* Exercise directions:
An exact copy of every record below is needed, with the pictures left out.

* Records to use:
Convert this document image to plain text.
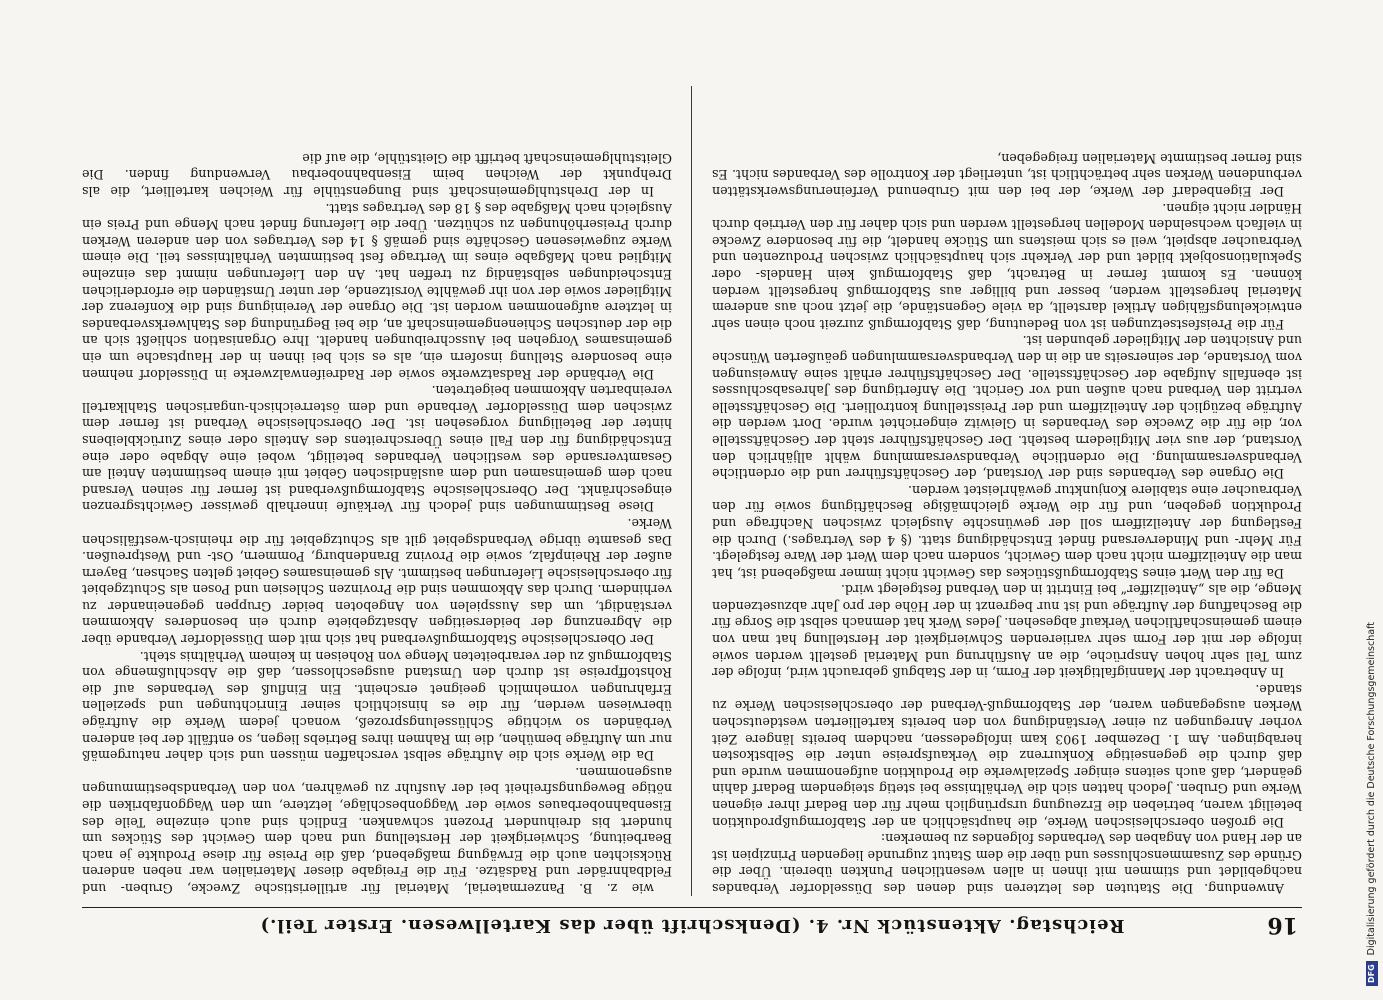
16
Reichstag. Aktenstück Nr. 4. (Denkschrift über das Kartellwesen. Erster Teil.)

Anwendung. Die Statuten des letzteren sind denen des Düsseldorfer Verbandes nachgebildet und stimmen mit ihnen in allen wesentlichen Punkten überein. Über die Gründe des Zusammenschlusses und über die dem Statut zugrunde liegenden Prinzipien ist an der Hand von Angaben des Verbandes folgendes zu bemerken:

Die großen oberschlesischen Werke, die hauptsächlich an der Stabformgußproduktion beteiligt waren, betrieben die Erzeugung ursprünglich mehr für den Bedarf ihrer eigenen Werke und Gruben. Jedoch hatten sich die Verhältnisse bei stetig steigendem Bedarf dahin geändert, daß auch seitens einiger Spezialwerke die Produktion aufgenommen wurde und daß durch die gegenseitige Konkurrenz die Verkaufspreise unter die Selbstkosten herabgingen. Am 1. Dezember 1903 kam infolgedessen, nachdem bereits längere Zeit vorher Anregungen zu einer Verständigung von den bereits kartellierten westdeutschen Werken ausgegangen waren, der Stabformguß-Verband der oberschlesischen Werke zu stande.

In Anbetracht der Mannigfaltigkeit der Form, in der Stabguß gebraucht wird, infolge der zum Teil sehr hohen Ansprüche, die an Ausführung und Material gestellt werden sowie infolge der mit der Form sehr variierenden Schwierigkeit der Herstellung hat man von einem gemeinschaftlichen Verkauf abgesehen. Jedes Werk hat demnach selbst die Sorge für die Beschaffung der Aufträge und ist nur begrenzt in der Höhe der pro Jahr abzusetzenden Menge, die als „Anteilziffer“ bei Eintritt in den Verband festgelegt wird.

Da für den Wert eines Stabformgußstückes das Gewicht nicht immer maßgebend ist, hat man die Anteilziffern nicht nach dem Gewicht, sondern nach dem Wert der Ware festgelegt. Für Mehr- und Minderversand findet Entschädigung statt. (§ 4 des Vertrages.) Durch die Festlegung der Anteilziffern soll der gewünschte Ausgleich zwischen Nachfrage und Produktion gegeben, und für die Werke gleichmäßige Beschäftigung sowie für den Verbraucher eine stabilere Konjunktur gewährleistet werden.

Die Organe des Verbandes sind der Vorstand, der Geschäftsführer und die ordentliche Verbandsversammlung. Die ordentliche Verbandsversammlung wählt alljährlich den Vorstand, der aus vier Mitgliedern besteht. Der Geschäftsführer steht der Geschäftsstelle vor, die für die Zwecke des Verbandes in Gleiwitz eingerichtet wurde. Dort werden die Aufträge bezüglich der Anteilziffern und der Preisstellung kontrolliert. Die Geschäftsstelle vertritt den Verband nach außen und vor Gericht. Die Anfertigung des Jahresabschlusses ist ebenfalls Aufgabe der Geschäftsstelle. Der Geschäftsführer erhält seine Anweisungen vom Vorstande, der seinerseits an die in den Verbandsversammlungen geäußerten Wünsche und Ansichten der Mitglieder gebunden ist.

Für die Preisfestsetzungen ist von Bedeutung, daß Stabformguß zurzeit noch einen sehr entwickelungsfähigen Artikel darstellt, da viele Gegenstände, die jetzt noch aus anderem Material hergestellt werden, besser und billiger aus Stabformguß hergestellt werden können. Es kommt ferner in Betracht, daß Stabformguß kein Handels- oder Spekulationsobjekt bildet und der Verkehr sich hauptsächlich zwischen Produzenten und Verbraucher abspielt, weil es sich meistens um Stücke handelt, die für besondere Zwecke in vielfach wechselnden Modellen hergestellt werden und sich daher für den Vertrieb durch Händler nicht eignen.

Der Eigenbedarf der Werke, der bei den mit Grubenund Verfeinerungswerkstätten verbundenen Werken sehr beträchtlich ist, unterliegt der Kontrolle des Verbandes nicht. Es sind ferner bestimmte Materialien freigegeben,

wie z. B. Panzermaterial, Material für artilleristische Zwecke, Gruben- und Feldbahnräder und Radsätze. Für die Freigabe dieser Materialien war neben anderen Rücksichten auch die Erwägung maßgebend, daß die Preise für diese Produkte je nach Bearbeitung, Schwierigkeit der Herstellung und nach dem Gewicht des Stückes um hundert bis dreihundert Prozent schwanken. Endlich sind auch einzelne Teile des Eisenbahnoberbaues sowie der Waggonbeschläge, letztere, um den Waggonfabriken die nötige Bewegungsfreiheit bei der Ausfuhr zu gewähren, von den Verbandsbestimmungen ausgenommen.

Da die Werke sich die Aufträge selbst verschaffen müssen und sich daher naturgemäß nur um Aufträge bemühen, die im Rahmen ihres Betriebs liegen, so entfällt der bei anderen Verbänden so wichtige Schlüsselungsprozeß, wonach jedem Werke die Aufträge überwiesen werden, für die es hinsichtlich seiner Einrichtungen und speziellen Erfahrungen vornehmlich geeignet erscheint. Ein Einfluß des Verbandes auf die Rohstoffpreise ist durch den Umstand ausgeschlossen, daß die Abschlußmenge von Stabformguß zu der verarbeiteten Menge von Roheisen in keinem Verhältnis steht.

Der Oberschlesische Stabformgußverband hat sich mit dem Düsseldorfer Verbande über die Abgrenzung der beiderseitigen Absatzgebiete durch ein besonderes Abkommen verständigt, um das Ausspielen von Angeboten beider Gruppen gegeneinander zu verhindern. Durch das Abkommen sind die Provinzen Schlesien und Posen als Schutzgebiet für oberschlesische Lieferungen bestimmt. Als gemeinsames Gebiet gelten Sachsen, Bayern außer der Rheinpfalz, sowie die Provinz Brandenburg, Pommern, Ost- und Westpreußen. Das gesamte übrige Verbandsgebiet gilt als Schutzgebiet für die rheinisch-westfälischen Werke.

Diese Bestimmungen sind jedoch für Verkäufe innerhalb gewisser Gewichtsgrenzen eingeschränkt. Der Oberschlesische Stabformgußverband ist ferner für seinen Versand nach dem gemeinsamen und dem ausländischen Gebiet mit einem bestimmten Anteil am Gesamtversande des westlichen Verbandes beteiligt, wobei eine Abgabe oder eine Entschädigung für den Fall eines Überschreitens des Anteils oder eines Zurückbleibens hinter der Beteiligung vorgesehen ist. Der Oberschlesische Verband ist ferner dem zwischen dem Düsseldorfer Verbande und dem österreichisch-ungarischen Stahlkartell vereinbarten Abkommen beigetreten.

Die Verbände der Radsatzwerke sowie der Radreifenwalzwerke in Düsseldorf nehmen eine besondere Stellung insofern ein, als es sich bei ihnen in der Hauptsache um ein gemeinsames Vorgehen bei Ausschreibungen handelt. Ihre Organisation schließt sich an die der deutschen Schienengemeinschaft an, die bei Begründung des Stahlwerksverbandes in letztere aufgenommen worden ist. Die Organe der Vereinigung sind die Konferenz der Mitglieder sowie der von ihr gewählte Vorsitzende, der unter Umständen die erforderlichen Entscheidungen selbständig zu treffen hat. An den Lieferungen nimmt das einzelne Mitglied nach Maßgabe eines im Vertrage fest bestimmten Verhältnisses teil. Die einem Werke zugewiesenen Geschäfte sind gemäß § 14 des Vertrages von den anderen Werken durch Preiserhöhungen zu schützen. Über die Lieferung findet nach Menge und Preis ein Ausgleich nach Maßgabe des § 18 des Vertrages statt.

In der Drehstuhlgemeinschaft sind Bungenstühle für Weichen kartelliert, die als Drehpunkt der Weichen beim Eisenbahnoberbau Verwendung finden. Die Gleitstuhlgemeinschaft betrifft die Gleitstühle, die auf die

DFGDigitalisierung gefördert durch die Deutsche Forschungsgemeinschaft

* Response for this exercise:
Convert this document image to plain text.
16
Reichstag. Aktenstück Nr. 4. (Denkschrift über das Kartellwesen. Erster Teil.)

Anwendung. Die Statuten des letzteren sind denen des Düsseldorfer Verbandes nachgebildet und stimmen mit ihnen in allen wesentlichen Punkten überein. Über die Gründe des Zusammenschlusses und über die dem Statut zugrunde liegenden Prinzipien ist an der Hand von Angaben des Verbandes folgendes zu bemerken:

Die großen oberschlesischen Werke, die hauptsächlich an der Stabformgußproduktion beteiligt waren, betrieben die Erzeugung ursprünglich mehr für den Bedarf ihrer eigenen Werke und Gruben. Jedoch hatten sich die Verhältnisse bei stetig steigendem Bedarf dahin geändert, daß auch seitens einiger Spezialwerke die Produktion aufgenommen wurde und daß durch die gegenseitige Konkurrenz die Verkaufspreise unter die Selbstkosten herabgingen. Am 1. Dezember 1903 kam infolgedessen, nachdem bereits längere Zeit vorher Anregungen zu einer Verständigung von den bereits kartellierten westdeutschen Werken ausgegangen waren, der Stabformguß-Verband der oberschlesischen Werke zu stande.

In Anbetracht der Mannigfaltigkeit der Form, in der Stabguß gebraucht wird, infolge der zum Teil sehr hohen Ansprüche, die an Ausführung und Material gestellt werden sowie infolge der mit der Form sehr variierenden Schwierigkeit der Herstellung hat man von einem gemeinschaftlichen Verkauf abgesehen. Jedes Werk hat demnach selbst die Sorge für die Beschaffung der Aufträge und ist nur begrenzt in der Höhe der pro Jahr abzusetzenden Menge, die als „Anteilziffer“ bei Eintritt in den Verband festgelegt wird.

Da für den Wert eines Stabformgußstückes das Gewicht nicht immer maßgebend ist, hat man die Anteilziffern nicht nach dem Gewicht, sondern nach dem Wert der Ware festgelegt. Für Mehr- und Minderversand findet Entschädigung statt. (§ 4 des Vertrages.) Durch die Festlegung der Anteilziffern soll der gewünschte Ausgleich zwischen Nachfrage und Produktion gegeben, und für die Werke gleichmäßige Beschäftigung sowie für den Verbraucher eine stabilere Konjunktur gewährleistet werden.

Die Organe des Verbandes sind der Vorstand, der Geschäftsführer und die ordentliche Verbandsversammlung. Die ordentliche Verbandsversammlung wählt alljährlich den Vorstand, der aus vier Mitgliedern besteht. Der Geschäftsführer steht der Geschäftsstelle vor, die für die Zwecke des Verbandes in Gleiwitz eingerichtet wurde. Dort werden die Aufträge bezüglich der Anteilziffern und der Preisstellung kontrolliert. Die Geschäftsstelle vertritt den Verband nach außen und vor Gericht. Die Anfertigung des Jahresabschlusses ist ebenfalls Aufgabe der Geschäftsstelle. Der Geschäftsführer erhält seine Anweisungen vom Vorstande, der seinerseits an die in den Verbandsversammlungen geäußerten Wünsche und Ansichten der Mitglieder gebunden ist.

Für die Preisfestsetzungen ist von Bedeutung, daß Stabformguß zurzeit noch einen sehr entwickelungsfähigen Artikel darstellt, da viele Gegenstände, die jetzt noch aus anderem Material hergestellt werden, besser und billiger aus Stabformguß hergestellt werden können. Es kommt ferner in Betracht, daß Stabformguß kein Handels- oder Spekulationsobjekt bildet und der Verkehr sich hauptsächlich zwischen Produzenten und Verbraucher abspielt, weil es sich meistens um Stücke handelt, die für besondere Zwecke in vielfach wechselnden Modellen hergestellt werden und sich daher für den Vertrieb durch Händler nicht eignen.

Der Eigenbedarf der Werke, der bei den mit Grubenund Verfeinerungswerkstätten verbundenen Werken sehr beträchtlich ist, unterliegt der Kontrolle des Verbandes nicht. Es sind ferner bestimmte Materialien freigegeben,

wie z. B. Panzermaterial, Material für artilleristische Zwecke, Gruben- und Feldbahnräder und Radsätze. Für die Freigabe dieser Materialien war neben anderen Rücksichten auch die Erwägung maßgebend, daß die Preise für diese Produkte je nach Bearbeitung, Schwierigkeit der Herstellung und nach dem Gewicht des Stückes um hundert bis dreihundert Prozent schwanken. Endlich sind auch einzelne Teile des Eisenbahnoberbaues sowie der Waggonbeschläge, letztere, um den Waggonfabriken die nötige Bewegungsfreiheit bei der Ausfuhr zu gewähren, von den Verbandsbestimmungen ausgenommen.

Da die Werke sich die Aufträge selbst verschaffen müssen und sich daher naturgemäß nur um Aufträge bemühen, die im Rahmen ihres Betriebs liegen, so entfällt der bei anderen Verbänden so wichtige Schlüsselungsprozeß, wonach jedem Werke die Aufträge überwiesen werden, für die es hinsichtlich seiner Einrichtungen und speziellen Erfahrungen vornehmlich geeignet erscheint. Ein Einfluß des Verbandes auf die Rohstoffpreise ist durch den Umstand ausgeschlossen, daß die Abschlußmenge von Stabformguß zu der verarbeiteten Menge von Roheisen in keinem Verhältnis steht.

Der Oberschlesische Stabformgußverband hat sich mit dem Düsseldorfer Verbande über die Abgrenzung der beiderseitigen Absatzgebiete durch ein besonderes Abkommen verständigt, um das Ausspielen von Angeboten beider Gruppen gegeneinander zu verhindern. Durch das Abkommen sind die Provinzen Schlesien und Posen als Schutzgebiet für oberschlesische Lieferungen bestimmt. Als gemeinsames Gebiet gelten Sachsen, Bayern außer der Rheinpfalz, sowie die Provinz Brandenburg, Pommern, Ost- und Westpreußen. Das gesamte übrige Verbandsgebiet gilt als Schutzgebiet für die rheinisch-westfälischen Werke.

Diese Bestimmungen sind jedoch für Verkäufe innerhalb gewisser Gewichtsgrenzen eingeschränkt. Der Oberschlesische Stabformgußverband ist ferner für seinen Versand nach dem gemeinsamen und dem ausländischen Gebiet mit einem bestimmten Anteil am Gesamtversande des westlichen Verbandes beteiligt, wobei eine Abgabe oder eine Entschädigung für den Fall eines Überschreitens des Anteils oder eines Zurückbleibens hinter der Beteiligung vorgesehen ist. Der Oberschlesische Verband ist ferner dem zwischen dem Düsseldorfer Verbande und dem österreichisch-ungarischen Stahlkartell vereinbarten Abkommen beigetreten.

Die Verbände der Radsatzwerke sowie der Radreifenwalzwerke in Düsseldorf nehmen eine besondere Stellung insofern ein, als es sich bei ihnen in der Hauptsache um ein gemeinsames Vorgehen bei Ausschreibungen handelt. Ihre Organisation schließt sich an die der deutschen Schienengemeinschaft an, die bei Begründung des Stahlwerksverbandes in letztere aufgenommen worden ist. Die Organe der Vereinigung sind die Konferenz der Mitglieder sowie der von ihr gewählte Vorsitzende, der unter Umständen die erforderlichen Entscheidungen selbständig zu treffen hat. An den Lieferungen nimmt das einzelne Mitglied nach Maßgabe eines im Vertrage fest bestimmten Verhältnisses teil. Die einem Werke zugewiesenen Geschäfte sind gemäß § 14 des Vertrages von den anderen Werken durch Preiserhöhungen zu schützen. Über die Lieferung findet nach Menge und Preis ein Ausgleich nach Maßgabe des § 18 des Vertrages statt.

In der Drehstuhlgemeinschaft sind Bungenstühle für Weichen kartelliert, die als Drehpunkt der Weichen beim Eisenbahnoberbau Verwendung finden. Die Gleitstuhlgemeinschaft betrifft die Gleitstühle, die auf die

DFGDigitalisierung gefördert durch die Deutsche Forschungsgemeinschaft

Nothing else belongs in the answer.